# Provided records:

--

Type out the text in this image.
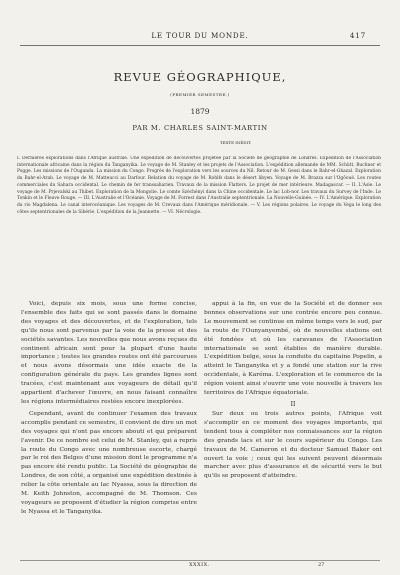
LE TOUR DU MONDE.	417
REVUE GÉOGRAPHIQUE,
(PREMIER SEMESTRE.)
1879
PAR M. CHARLES SAINT-MARTIN
TEXTE INÉDIT.
I. Dernières explorations dans l'Afrique australe. Une expédition de découvertes projetée par la Société de géographie de Londres. Expédition de l'Association internationale africaine dans la région du Tanganyika. Le voyage de M. Stanley et les projets de l'Association. L'expédition allemande de MM. Schütt, Buchner et Pogge. Les missions de l'Ouganda. La mission du Congo. Progrès de l'exploration vers les sources du Nil. Retour de M. Gessi dans le Bahr-el-Ghazal. Exploration du Bahr-el-Arab. Le voyage de M. Matteucci au Darfour. Relation du voyage de M. Rohlfs dans le désert libyen. Voyage de M. Brazza sur l'Ogôoué. Les routes commerciales du Sahara occidental. Le chemin de fer transsaharien. Travaux de la mission Flatters. Le projet de mer intérieure. Madagascar. — II. L'Asie. Le voyage de M. Prjevalski au Thibet. Exploration de la Mongolie. Le comte Széchényi dans la Chine occidentale. Le lac Lob-nor. Les travaux du Survey de l'Inde. Le Tonkin et le Fleuve Rouge. — III. L'Australie et l'Océanie. Voyage de M. Forrest dans l'Australie septentrionale. La Nouvelle-Guinée. — IV. L'Amérique. Exploration du rio Magdalena. Le canal interocéanique. Les voyages de M. Crevaux dans l'Amérique méridionale. — V. Les régions polaires. Le voyage du Vega le long des côtes septentrionales de la Sibérie. L'expédition de la Jeannette. — VI. Nécrologie.

Voici, depuis six mois, sous une forme concise, l'ensemble des faits qui se sont passés dans le domaine des voyages et des découvertes, et de l'exploration, tels qu'ils nous sont parvenus par la voie de la presse et des sociétés savantes. Les nouvelles que nous avons reçues du continent africain sont pour la plupart d'une haute importance ; toutes les grandes routes ont été parcourues et nous avons désormais une idée exacte de la configuration générale du pays. Les grandes lignes sont tracées, c'est maintenant aux voyageurs de détail qu'il appartient d'achever l'œuvre, en nous faisant connaître les régions intermédiaires restées encore inexplorées.

Cependant, avant de continuer l'examen des travaux accomplis pendant ce semestre, il convient de dire un mot des voyages qui n'ont pas encore abouti et qui préparent l'avenir. De ce nombre est celui de M. Stanley, qui a repris la route du Congo avec une nombreuse escorte, chargé par le roi des Belges d'une mission dont le programme n'a pas encore été rendu public. La Société de géographie de Londres, de son côté, a organisé une expédition destinée à relier la côte orientale au lac Nyassa, sous la direction de M. Keith Johnston, accompagné de M. Thomson. Ces voyageurs se proposent d'étudier la région comprise entre le Nyassa et le Tanganyika.

appui à la fin, en vue de la Société et de donner ses bonnes observations sur une contrée encore peu connue. Le mouvement se continue en même temps vers le sud, par la route de l'Ounyanyembé, où de nouvelles stations ont été fondées et où les caravanes de l'Association internationale se sont établies de manière durable. L'expédition belge, sous la conduite du capitaine Popelin, a atteint le Tanganyika et y a fondé une station sur la rive occidentale, à Karéma. L'exploration et le commerce de la région voient ainsi s'ouvrir une voie nouvelle à travers les territoires de l'Afrique équatoriale.

II

Sur deux ou trois autres points, l'Afrique voit s'accomplir en ce moment des voyages importants, qui tendent tous à compléter nos connaissances sur la région des grands lacs et sur le cours supérieur du Congo. Les travaux de M. Cameron et du docteur Samuel Baker ont ouvert la voie ; ceux qui les suivent peuvent désormais marcher avec plus d'assurance et de sécurité vers le but qu'ils se proposent d'atteindre.

XXXIX.	27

--

# What needs to be done:
Report how many lines of the listing above include the word "avec". Say nothing but the number.

# Exercise solution:
2